--- AIM OF THE EXERCISE ---
Please write the listing below out again exactly, leaving every picture behind.
### DATA SECTION ###
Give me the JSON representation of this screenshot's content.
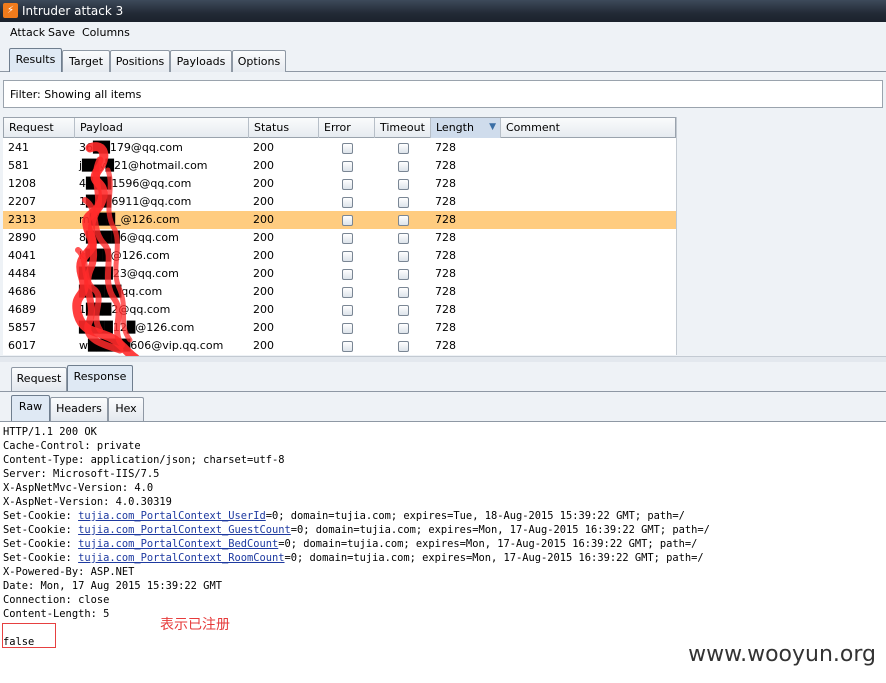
{
  "window": {
    "title": "Intruder attack 3"
  },
  "menu": [
    "Attack",
    "Save",
    "Columns"
  ],
  "main_tabs": [
    "Results",
    "Target",
    "Positions",
    "Payloads",
    "Options"
  ],
  "filter": {
    "text": "Filter:  Showing all items"
  },
  "table": {
    "columns": [
      "Request",
      "Payload",
      "Status",
      "Error",
      "Timeout",
      "Length",
      "Comment"
    ],
    "rows": [
      {
        "request": "241",
        "payload": "36██179@qq.com",
        "status": "200",
        "length": "728"
      },
      {
        "request": "581",
        "payload": "j██y█21@hotmail.com",
        "status": "200",
        "length": "728"
      },
      {
        "request": "1208",
        "payload": "4███1596@qq.com",
        "status": "200",
        "length": "728"
      },
      {
        "request": "2207",
        "payload": "1███6911@qq.com",
        "status": "200",
        "length": "728"
      },
      {
        "request": "2313",
        "payload": "m███_@126.com",
        "status": "200",
        "length": "728"
      },
      {
        "request": "2890",
        "payload": "8████6@qq.com",
        "status": "200",
        "length": "728"
      },
      {
        "request": "4041",
        "payload": "k███@126.com",
        "status": "200",
        "length": "728"
      },
      {
        "request": "4484",
        "payload": "████23@qq.com",
        "status": "200",
        "length": "728"
      },
      {
        "request": "4686",
        "payload": "█████qq.com",
        "status": "200",
        "length": "728"
      },
      {
        "request": "4689",
        "payload": "1███2@qq.com",
        "status": "200",
        "length": "728"
      },
      {
        "request": "5857",
        "payload": "████12█@126.com",
        "status": "200",
        "length": "728"
      },
      {
        "request": "6017",
        "payload": "w█████606@vip.qq.com",
        "status": "200",
        "length": "728"
      }
    ],
    "selected_index": 4
  },
  "sub_tabs": [
    "Request",
    "Response"
  ],
  "view_tabs": [
    "Raw",
    "Headers",
    "Hex"
  ],
  "response": {
    "lines": [
      "HTTP/1.1 200 OK",
      "Cache-Control: private",
      "Content-Type: application/json; charset=utf-8",
      "Server: Microsoft-IIS/7.5",
      "X-AspNetMvc-Version: 4.0",
      "X-AspNet-Version: 4.0.30319"
    ],
    "cookies": [
      {
        "prefix": "Set-Cookie: ",
        "name": "tujia.com_PortalContext_UserId",
        "rest": "=0; domain=tujia.com; expires=Tue, 18-Aug-2015 15:39:22 GMT; path=/"
      },
      {
        "prefix": "Set-Cookie: ",
        "name": "tujia.com_PortalContext_GuestCount",
        "rest": "=0; domain=tujia.com; expires=Mon, 17-Aug-2015 16:39:22 GMT; path=/"
      },
      {
        "prefix": "Set-Cookie: ",
        "name": "tujia.com_PortalContext_BedCount",
        "rest": "=0; domain=tujia.com; expires=Mon, 17-Aug-2015 16:39:22 GMT; path=/"
      },
      {
        "prefix": "Set-Cookie: ",
        "name": "tujia.com_PortalContext_RoomCount",
        "rest": "=0; domain=tujia.com; expires=Mon, 17-Aug-2015 16:39:22 GMT; path=/"
      }
    ],
    "tail_lines": [
      "X-Powered-By: ASP.NET",
      "Date: Mon, 17 Aug 2015 15:39:22 GMT",
      "Connection: close",
      "Content-Length: 5"
    ],
    "body": "false"
  },
  "annotation": "表示已注册",
  "watermark": "www.wooyun.org",
  "colors": {
    "selected_row": "#ffcc80",
    "annotation": "#e63a3a",
    "redaction": "#ff2a2a"
  }
}
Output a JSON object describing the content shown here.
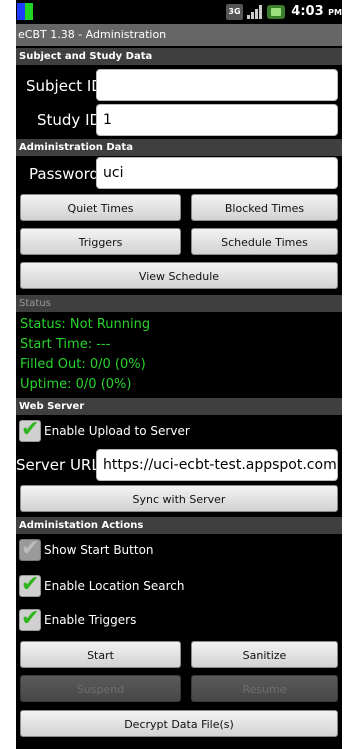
{
  "status_bar": {
    "time": "4:03",
    "ampm": "PM",
    "network": "3G"
  },
  "title": "eCBT 1.38 - Administration",
  "subject_section": {
    "header": "Subject and Study Data",
    "subject_id_label": "Subject ID:",
    "subject_id_value": "",
    "study_id_label": "Study ID:",
    "study_id_value": "1"
  },
  "admin_section": {
    "header": "Administration Data",
    "password_label": "Password:",
    "password_value": "uci",
    "buttons": {
      "quiet_times": "Quiet Times",
      "blocked_times": "Blocked Times",
      "triggers": "Triggers",
      "schedule_times": "Schedule Times",
      "view_schedule": "View Schedule"
    }
  },
  "status_section": {
    "header": "Status",
    "status": "Status:  Not Running",
    "start_time": "Start Time:  ---",
    "filled_out": "Filled Out:  0/0 (0%)",
    "uptime": "Uptime:  0/0 (0%)"
  },
  "web_server": {
    "header": "Web Server",
    "enable_upload_label": "Enable Upload to Server",
    "enable_upload_checked": true,
    "server_url_label": "Server URL:",
    "server_url_value": "https://uci-ecbt-test.appspot.com/",
    "sync_button": "Sync with Server"
  },
  "actions": {
    "header": "Administation Actions",
    "show_start_label": "Show Start Button",
    "show_start_checked": true,
    "location_search_label": "Enable Location Search",
    "location_search_checked": true,
    "triggers_label": "Enable Triggers",
    "triggers_checked": true,
    "start": "Start",
    "sanitize": "Sanitize",
    "suspend": "Suspend",
    "resume": "Resume",
    "decrypt": "Decrypt Data File(s)"
  },
  "colors": {
    "status_green": "#29d32d",
    "checkmark_green": "#2fb51d",
    "section_bg": "#3f3f3f",
    "title_bg": "#666666"
  }
}
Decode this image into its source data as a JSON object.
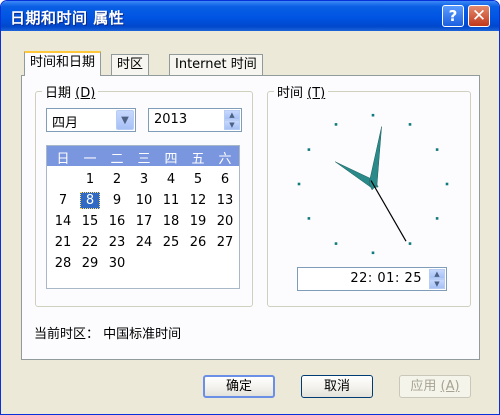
{
  "window": {
    "title": "日期和时间 属性"
  },
  "titlebar": {
    "help": "?",
    "close": "✕"
  },
  "tabs": [
    {
      "label": "时间和日期"
    },
    {
      "label": "时区"
    },
    {
      "label": "Internet 时间"
    }
  ],
  "date_group": {
    "legend": "日期",
    "hotkey": "(D)",
    "month_value": "四月",
    "year_value": "2013"
  },
  "calendar": {
    "weekdays": [
      "日",
      "一",
      "二",
      "三",
      "四",
      "五",
      "六"
    ],
    "weeks": [
      [
        "",
        "1",
        "2",
        "3",
        "4",
        "5",
        "6"
      ],
      [
        "7",
        "8",
        "9",
        "10",
        "11",
        "12",
        "13"
      ],
      [
        "14",
        "15",
        "16",
        "17",
        "18",
        "19",
        "20"
      ],
      [
        "21",
        "22",
        "23",
        "24",
        "25",
        "26",
        "27"
      ],
      [
        "28",
        "29",
        "30",
        "",
        "",
        "",
        ""
      ]
    ],
    "selected_day": "8"
  },
  "time_group": {
    "legend": "时间",
    "hotkey": "(T)",
    "time_value": "22: 01: 25"
  },
  "clock": {
    "hour": 22,
    "minute": 1,
    "second": 25,
    "hand_color": "#2a8a8a"
  },
  "timezone": {
    "label": "当前时区：  中国标准时间"
  },
  "buttons": {
    "ok": "确定",
    "cancel": "取消",
    "apply": "应用",
    "apply_hotkey": "(A)"
  }
}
###
--- COMPLETED EXERCISE ---
Give me the JSON representation of this screenshot's content.
{
  "window": {
    "title": "Intruder attack 3"
  },
  "menu": [
    "Attack",
    "Save",
    "Columns"
  ],
  "main_tabs": [
    "Results",
    "Target",
    "Positions",
    "Payloads",
    "Options"
  ],
  "filter": {
    "text": "Filter:  Showing all items"
  },
  "table": {
    "columns": [
      "Request",
      "Payload",
      "Status",
      "Error",
      "Timeout",
      "Length",
      "Comment"
    ],
    "rows": [
      {
        "request": "241",
        "payload": "36██179@qq.com",
        "status": "200",
        "length": "728"
      },
      {
        "request": "581",
        "payload": "j██y█21@hotmail.com",
        "status": "200",
        "length": "728"
      },
      {
        "request": "1208",
        "payload": "4███1596@qq.com",
        "status": "200",
        "length": "728"
      },
      {
        "request": "2207",
        "payload": "1███6911@qq.com",
        "status": "200",
        "length": "728"
      },
      {
        "request": "2313",
        "payload": "m███_@126.com",
        "status": "200",
        "length": "728"
      },
      {
        "request": "2890",
        "payload": "8████6@qq.com",
        "status": "200",
        "length": "728"
      },
      {
        "request": "4041",
        "payload": "k███@126.com",
        "status": "200",
        "length": "728"
      },
      {
        "request": "4484",
        "payload": "████23@qq.com",
        "status": "200",
        "length": "728"
      },
      {
        "request": "4686",
        "payload": "█████qq.com",
        "status": "200",
        "length": "728"
      },
      {
        "request": "4689",
        "payload": "1███2@qq.com",
        "status": "200",
        "length": "728"
      },
      {
        "request": "5857",
        "payload": "████12█@126.com",
        "status": "200",
        "length": "728"
      },
      {
        "request": "6017",
        "payload": "w█████606@vip.qq.com",
        "status": "200",
        "length": "728"
      }
    ],
    "selected_index": 4
  },
  "sub_tabs": [
    "Request",
    "Response"
  ],
  "view_tabs": [
    "Raw",
    "Headers",
    "Hex"
  ],
  "response": {
    "lines": [
      "HTTP/1.1 200 OK",
      "Cache-Control: private",
      "Content-Type: application/json; charset=utf-8",
      "Server: Microsoft-IIS/7.5",
      "X-AspNetMvc-Version: 4.0",
      "X-AspNet-Version: 4.0.30319"
    ],
    "cookies": [
      {
        "prefix": "Set-Cookie: ",
        "name": "tujia.com_PortalContext_UserId",
        "rest": "=0; domain=tujia.com; expires=Tue, 18-Aug-2015 15:39:22 GMT; path=/"
      },
      {
        "prefix": "Set-Cookie: ",
        "name": "tujia.com_PortalContext_GuestCount",
        "rest": "=0; domain=tujia.com; expires=Mon, 17-Aug-2015 16:39:22 GMT; path=/"
      },
      {
        "prefix": "Set-Cookie: ",
        "name": "tujia.com_PortalContext_BedCount",
        "rest": "=0; domain=tujia.com; expires=Mon, 17-Aug-2015 16:39:22 GMT; path=/"
      },
      {
        "prefix": "Set-Cookie: ",
        "name": "tujia.com_PortalContext_RoomCount",
        "rest": "=0; domain=tujia.com; expires=Mon, 17-Aug-2015 16:39:22 GMT; path=/"
      }
    ],
    "tail_lines": [
      "X-Powered-By: ASP.NET",
      "Date: Mon, 17 Aug 2015 15:39:22 GMT",
      "Connection: close",
      "Content-Length: 5"
    ],
    "body": "false"
  },
  "annotation": "表示已注册",
  "watermark": "www.wooyun.org",
  "colors": {
    "selected_row": "#ffcc80",
    "annotation": "#e63a3a",
    "redaction": "#ff2a2a"
  }
}
Output a JSON object describing the content shown here.
{
  "status_bar": {
    "time": "4:03",
    "ampm": "PM",
    "network": "3G"
  },
  "title": "eCBT 1.38 - Administration",
  "subject_section": {
    "header": "Subject and Study Data",
    "subject_id_label": "Subject ID:",
    "subject_id_value": "",
    "study_id_label": "Study ID:",
    "study_id_value": "1"
  },
  "admin_section": {
    "header": "Administration Data",
    "password_label": "Password:",
    "password_value": "uci",
    "buttons": {
      "quiet_times": "Quiet Times",
      "blocked_times": "Blocked Times",
      "triggers": "Triggers",
      "schedule_times": "Schedule Times",
      "view_schedule": "View Schedule"
    }
  },
  "status_section": {
    "header": "Status",
    "status": "Status:  Not Running",
    "start_time": "Start Time:  ---",
    "filled_out": "Filled Out:  0/0 (0%)",
    "uptime": "Uptime:  0/0 (0%)"
  },
  "web_server": {
    "header": "Web Server",
    "enable_upload_label": "Enable Upload to Server",
    "enable_upload_checked": true,
    "server_url_label": "Server URL:",
    "server_url_value": "https://uci-ecbt-test.appspot.com/",
    "sync_button": "Sync with Server"
  },
  "actions": {
    "header": "Administation Actions",
    "show_start_label": "Show Start Button",
    "show_start_checked": true,
    "location_search_label": "Enable Location Search",
    "location_search_checked": true,
    "triggers_label": "Enable Triggers",
    "triggers_checked": true,
    "start": "Start",
    "sanitize": "Sanitize",
    "suspend": "Suspend",
    "resume": "Resume",
    "decrypt": "Decrypt Data File(s)"
  },
  "colors": {
    "status_green": "#29d32d",
    "checkmark_green": "#2fb51d",
    "section_bg": "#3f3f3f",
    "title_bg": "#666666"
  }
}
Decode this image into its source data as a JSON object.
{
  "window": {
    "title": "日期和时间 属性"
  },
  "titlebar": {
    "help": "?",
    "close": "✕"
  },
  "tabs": [
    {
      "label": "时间和日期"
    },
    {
      "label": "时区"
    },
    {
      "label": "Internet 时间"
    }
  ],
  "date_group": {
    "legend": "日期",
    "hotkey": "(D)",
    "month_value": "四月",
    "year_value": "2013"
  },
  "calendar": {
    "weekdays": [
      "日",
      "一",
      "二",
      "三",
      "四",
      "五",
      "六"
    ],
    "weeks": [
      [
        "",
        "1",
        "2",
        "3",
        "4",
        "5",
        "6"
      ],
      [
        "7",
        "8",
        "9",
        "10",
        "11",
        "12",
        "13"
      ],
      [
        "14",
        "15",
        "16",
        "17",
        "18",
        "19",
        "20"
      ],
      [
        "21",
        "22",
        "23",
        "24",
        "25",
        "26",
        "27"
      ],
      [
        "28",
        "29",
        "30",
        "",
        "",
        "",
        ""
      ]
    ],
    "selected_day": "8"
  },
  "time_group": {
    "legend": "时间",
    "hotkey": "(T)",
    "time_value": "22: 01: 25"
  },
  "clock": {
    "hour": 22,
    "minute": 1,
    "second": 25,
    "hand_color": "#2a8a8a"
  },
  "timezone": {
    "label": "当前时区：  中国标准时间"
  },
  "buttons": {
    "ok": "确定",
    "cancel": "取消",
    "apply": "应用",
    "apply_hotkey": "(A)"
  }
}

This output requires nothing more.